(GIVEN TASK)
Return the full listing exactly as it is written.

■ ■ ■ ■ ■ ■ ■

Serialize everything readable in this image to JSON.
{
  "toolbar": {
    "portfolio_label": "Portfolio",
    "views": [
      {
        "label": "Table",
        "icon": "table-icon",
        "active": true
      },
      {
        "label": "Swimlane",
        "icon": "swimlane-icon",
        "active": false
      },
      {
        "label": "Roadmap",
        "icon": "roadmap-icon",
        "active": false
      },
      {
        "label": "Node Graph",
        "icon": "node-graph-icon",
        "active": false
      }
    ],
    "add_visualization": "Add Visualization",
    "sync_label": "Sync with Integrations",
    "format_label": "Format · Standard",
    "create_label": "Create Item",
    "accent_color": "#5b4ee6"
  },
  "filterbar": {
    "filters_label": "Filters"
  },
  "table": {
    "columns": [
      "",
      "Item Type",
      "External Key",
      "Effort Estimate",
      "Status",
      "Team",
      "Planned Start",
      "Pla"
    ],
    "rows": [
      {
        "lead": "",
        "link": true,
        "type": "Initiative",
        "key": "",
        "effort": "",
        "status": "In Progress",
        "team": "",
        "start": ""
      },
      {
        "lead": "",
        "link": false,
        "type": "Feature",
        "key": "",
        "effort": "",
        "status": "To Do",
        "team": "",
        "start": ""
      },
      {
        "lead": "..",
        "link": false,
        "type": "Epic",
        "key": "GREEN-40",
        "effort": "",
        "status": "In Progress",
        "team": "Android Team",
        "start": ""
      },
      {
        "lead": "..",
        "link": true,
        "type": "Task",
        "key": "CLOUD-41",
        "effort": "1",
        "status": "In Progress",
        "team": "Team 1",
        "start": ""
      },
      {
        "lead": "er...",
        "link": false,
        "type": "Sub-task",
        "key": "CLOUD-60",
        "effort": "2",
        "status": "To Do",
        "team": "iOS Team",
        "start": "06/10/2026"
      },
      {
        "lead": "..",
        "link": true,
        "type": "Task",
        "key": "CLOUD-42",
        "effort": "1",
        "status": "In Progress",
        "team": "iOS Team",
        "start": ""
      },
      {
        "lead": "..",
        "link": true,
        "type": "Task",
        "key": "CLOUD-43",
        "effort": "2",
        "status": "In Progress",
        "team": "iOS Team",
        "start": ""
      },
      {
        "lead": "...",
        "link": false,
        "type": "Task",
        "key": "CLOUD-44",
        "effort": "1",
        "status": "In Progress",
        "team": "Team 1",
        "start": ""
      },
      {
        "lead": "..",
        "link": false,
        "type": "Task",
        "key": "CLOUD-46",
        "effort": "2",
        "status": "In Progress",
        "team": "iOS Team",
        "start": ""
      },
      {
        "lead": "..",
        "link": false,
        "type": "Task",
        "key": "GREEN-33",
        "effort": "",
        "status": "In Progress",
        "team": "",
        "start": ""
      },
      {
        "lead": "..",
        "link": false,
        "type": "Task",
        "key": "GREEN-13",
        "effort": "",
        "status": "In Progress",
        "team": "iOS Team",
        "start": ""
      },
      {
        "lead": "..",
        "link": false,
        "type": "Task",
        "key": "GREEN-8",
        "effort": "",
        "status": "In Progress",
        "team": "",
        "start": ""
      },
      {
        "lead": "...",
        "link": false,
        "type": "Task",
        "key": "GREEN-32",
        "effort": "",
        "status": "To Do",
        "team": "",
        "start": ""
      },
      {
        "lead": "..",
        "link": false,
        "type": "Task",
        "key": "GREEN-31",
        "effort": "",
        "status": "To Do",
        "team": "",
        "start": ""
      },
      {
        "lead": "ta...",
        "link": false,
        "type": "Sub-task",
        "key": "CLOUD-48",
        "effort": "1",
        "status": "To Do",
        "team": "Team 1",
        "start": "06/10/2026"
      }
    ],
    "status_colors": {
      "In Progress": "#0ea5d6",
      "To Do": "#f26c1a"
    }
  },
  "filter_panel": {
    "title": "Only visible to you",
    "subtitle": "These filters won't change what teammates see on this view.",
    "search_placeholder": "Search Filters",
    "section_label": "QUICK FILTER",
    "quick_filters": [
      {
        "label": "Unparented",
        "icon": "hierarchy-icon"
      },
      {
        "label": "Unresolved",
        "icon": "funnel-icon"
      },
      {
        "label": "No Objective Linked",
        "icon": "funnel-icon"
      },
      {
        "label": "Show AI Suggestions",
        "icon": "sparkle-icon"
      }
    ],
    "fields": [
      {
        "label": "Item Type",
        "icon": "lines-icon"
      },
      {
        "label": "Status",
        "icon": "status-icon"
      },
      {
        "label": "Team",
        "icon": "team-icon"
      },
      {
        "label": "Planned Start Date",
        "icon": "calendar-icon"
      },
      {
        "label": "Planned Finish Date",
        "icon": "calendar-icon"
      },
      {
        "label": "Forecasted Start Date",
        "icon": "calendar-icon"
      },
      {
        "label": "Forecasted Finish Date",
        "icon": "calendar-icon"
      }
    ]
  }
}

■ ■ ■ ■ ■ ■ ■

(REPLY TO THE EXERCISE)
Serialize everything readable in this image to JSON.
{
  "toolbar": {
    "portfolio_label": "Portfolio",
    "views": [
      {
        "label": "Table",
        "icon": "table-icon",
        "active": true
      },
      {
        "label": "Swimlane",
        "icon": "swimlane-icon",
        "active": false
      },
      {
        "label": "Roadmap",
        "icon": "roadmap-icon",
        "active": false
      },
      {
        "label": "Node Graph",
        "icon": "node-graph-icon",
        "active": false
      }
    ],
    "add_visualization": "Add Visualization",
    "sync_label": "Sync with Integrations",
    "format_label": "Format · Standard",
    "create_label": "Create Item",
    "accent_color": "#5b4ee6"
  },
  "filterbar": {
    "filters_label": "Filters"
  },
  "table": {
    "columns": [
      "",
      "Item Type",
      "External Key",
      "Effort Estimate",
      "Status",
      "Team",
      "Planned Start",
      "Pla"
    ],
    "rows": [
      {
        "lead": "",
        "link": true,
        "type": "Initiative",
        "key": "",
        "effort": "",
        "status": "In Progress",
        "team": "",
        "start": ""
      },
      {
        "lead": "",
        "link": false,
        "type": "Feature",
        "key": "",
        "effort": "",
        "status": "To Do",
        "team": "",
        "start": ""
      },
      {
        "lead": "..",
        "link": false,
        "type": "Epic",
        "key": "GREEN-40",
        "effort": "",
        "status": "In Progress",
        "team": "Android Team",
        "start": ""
      },
      {
        "lead": "..",
        "link": true,
        "type": "Task",
        "key": "CLOUD-41",
        "effort": "1",
        "status": "In Progress",
        "team": "Team 1",
        "start": ""
      },
      {
        "lead": "er...",
        "link": false,
        "type": "Sub-task",
        "key": "CLOUD-60",
        "effort": "2",
        "status": "To Do",
        "team": "iOS Team",
        "start": "06/10/2026"
      },
      {
        "lead": "..",
        "link": true,
        "type": "Task",
        "key": "CLOUD-42",
        "effort": "1",
        "status": "In Progress",
        "team": "iOS Team",
        "start": ""
      },
      {
        "lead": "..",
        "link": true,
        "type": "Task",
        "key": "CLOUD-43",
        "effort": "2",
        "status": "In Progress",
        "team": "iOS Team",
        "start": ""
      },
      {
        "lead": "...",
        "link": false,
        "type": "Task",
        "key": "CLOUD-44",
        "effort": "1",
        "status": "In Progress",
        "team": "Team 1",
        "start": ""
      },
      {
        "lead": "..",
        "link": false,
        "type": "Task",
        "key": "CLOUD-46",
        "effort": "2",
        "status": "In Progress",
        "team": "iOS Team",
        "start": ""
      },
      {
        "lead": "..",
        "link": false,
        "type": "Task",
        "key": "GREEN-33",
        "effort": "",
        "status": "In Progress",
        "team": "",
        "start": ""
      },
      {
        "lead": "..",
        "link": false,
        "type": "Task",
        "key": "GREEN-13",
        "effort": "",
        "status": "In Progress",
        "team": "iOS Team",
        "start": ""
      },
      {
        "lead": "..",
        "link": false,
        "type": "Task",
        "key": "GREEN-8",
        "effort": "",
        "status": "In Progress",
        "team": "",
        "start": ""
      },
      {
        "lead": "...",
        "link": false,
        "type": "Task",
        "key": "GREEN-32",
        "effort": "",
        "status": "To Do",
        "team": "",
        "start": ""
      },
      {
        "lead": "..",
        "link": false,
        "type": "Task",
        "key": "GREEN-31",
        "effort": "",
        "status": "To Do",
        "team": "",
        "start": ""
      },
      {
        "lead": "ta...",
        "link": false,
        "type": "Sub-task",
        "key": "CLOUD-48",
        "effort": "1",
        "status": "To Do",
        "team": "Team 1",
        "start": "06/10/2026"
      }
    ],
    "status_colors": {
      "In Progress": "#0ea5d6",
      "To Do": "#f26c1a"
    }
  },
  "filter_panel": {
    "title": "Only visible to you",
    "subtitle": "These filters won't change what teammates see on this view.",
    "search_placeholder": "Search Filters",
    "section_label": "QUICK FILTER",
    "quick_filters": [
      {
        "label": "Unparented",
        "icon": "hierarchy-icon"
      },
      {
        "label": "Unresolved",
        "icon": "funnel-icon"
      },
      {
        "label": "No Objective Linked",
        "icon": "funnel-icon"
      },
      {
        "label": "Show AI Suggestions",
        "icon": "sparkle-icon"
      }
    ],
    "fields": [
      {
        "label": "Item Type",
        "icon": "lines-icon"
      },
      {
        "label": "Status",
        "icon": "status-icon"
      },
      {
        "label": "Team",
        "icon": "team-icon"
      },
      {
        "label": "Planned Start Date",
        "icon": "calendar-icon"
      },
      {
        "label": "Planned Finish Date",
        "icon": "calendar-icon"
      },
      {
        "label": "Forecasted Start Date",
        "icon": "calendar-icon"
      },
      {
        "label": "Forecasted Finish Date",
        "icon": "calendar-icon"
      }
    ]
  }
}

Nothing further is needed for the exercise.